* BEGIN Stored records *

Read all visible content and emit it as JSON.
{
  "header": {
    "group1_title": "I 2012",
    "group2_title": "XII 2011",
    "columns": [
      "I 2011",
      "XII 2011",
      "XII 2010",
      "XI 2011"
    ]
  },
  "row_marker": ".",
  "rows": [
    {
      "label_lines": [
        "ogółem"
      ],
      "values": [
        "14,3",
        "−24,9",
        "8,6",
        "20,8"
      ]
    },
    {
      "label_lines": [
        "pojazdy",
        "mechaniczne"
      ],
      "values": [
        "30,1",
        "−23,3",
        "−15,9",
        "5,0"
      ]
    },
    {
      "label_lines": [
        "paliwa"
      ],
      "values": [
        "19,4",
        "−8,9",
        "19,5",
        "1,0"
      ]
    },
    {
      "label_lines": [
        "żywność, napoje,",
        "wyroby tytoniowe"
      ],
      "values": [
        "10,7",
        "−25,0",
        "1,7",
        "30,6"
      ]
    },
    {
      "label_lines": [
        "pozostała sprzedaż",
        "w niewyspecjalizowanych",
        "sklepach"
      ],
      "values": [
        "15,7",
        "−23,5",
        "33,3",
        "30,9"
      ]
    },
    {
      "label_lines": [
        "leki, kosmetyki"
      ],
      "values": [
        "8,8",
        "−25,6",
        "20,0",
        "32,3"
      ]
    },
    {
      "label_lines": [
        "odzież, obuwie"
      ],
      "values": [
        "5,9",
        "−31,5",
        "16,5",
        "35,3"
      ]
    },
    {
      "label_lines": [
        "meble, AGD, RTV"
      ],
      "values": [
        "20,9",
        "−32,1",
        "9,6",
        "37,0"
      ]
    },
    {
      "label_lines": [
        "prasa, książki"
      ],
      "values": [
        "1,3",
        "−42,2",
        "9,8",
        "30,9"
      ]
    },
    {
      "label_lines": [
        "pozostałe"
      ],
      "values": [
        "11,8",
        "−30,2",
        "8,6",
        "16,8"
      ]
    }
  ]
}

* END Stored records *

- Problem to solve -
Each entry must be reproduced verbatim.

- Exercise solution -
Read all visible content and emit it as JSON.
{
  "header": {
    "group1_title": "I 2012",
    "group2_title": "XII 2011",
    "columns": [
      "I 2011",
      "XII 2011",
      "XII 2010",
      "XI 2011"
    ]
  },
  "row_marker": ".",
  "rows": [
    {
      "label_lines": [
        "ogółem"
      ],
      "values": [
        "14,3",
        "−24,9",
        "8,6",
        "20,8"
      ]
    },
    {
      "label_lines": [
        "pojazdy",
        "mechaniczne"
      ],
      "values": [
        "30,1",
        "−23,3",
        "−15,9",
        "5,0"
      ]
    },
    {
      "label_lines": [
        "paliwa"
      ],
      "values": [
        "19,4",
        "−8,9",
        "19,5",
        "1,0"
      ]
    },
    {
      "label_lines": [
        "żywność, napoje,",
        "wyroby tytoniowe"
      ],
      "values": [
        "10,7",
        "−25,0",
        "1,7",
        "30,6"
      ]
    },
    {
      "label_lines": [
        "pozostała sprzedaż",
        "w niewyspecjalizowanych",
        "sklepach"
      ],
      "values": [
        "15,7",
        "−23,5",
        "33,3",
        "30,9"
      ]
    },
    {
      "label_lines": [
        "leki, kosmetyki"
      ],
      "values": [
        "8,8",
        "−25,6",
        "20,0",
        "32,3"
      ]
    },
    {
      "label_lines": [
        "odzież, obuwie"
      ],
      "values": [
        "5,9",
        "−31,5",
        "16,5",
        "35,3"
      ]
    },
    {
      "label_lines": [
        "meble, AGD, RTV"
      ],
      "values": [
        "20,9",
        "−32,1",
        "9,6",
        "37,0"
      ]
    },
    {
      "label_lines": [
        "prasa, książki"
      ],
      "values": [
        "1,3",
        "−42,2",
        "9,8",
        "30,9"
      ]
    },
    {
      "label_lines": [
        "pozostałe"
      ],
      "values": [
        "11,8",
        "−30,2",
        "8,6",
        "16,8"
      ]
    }
  ]
}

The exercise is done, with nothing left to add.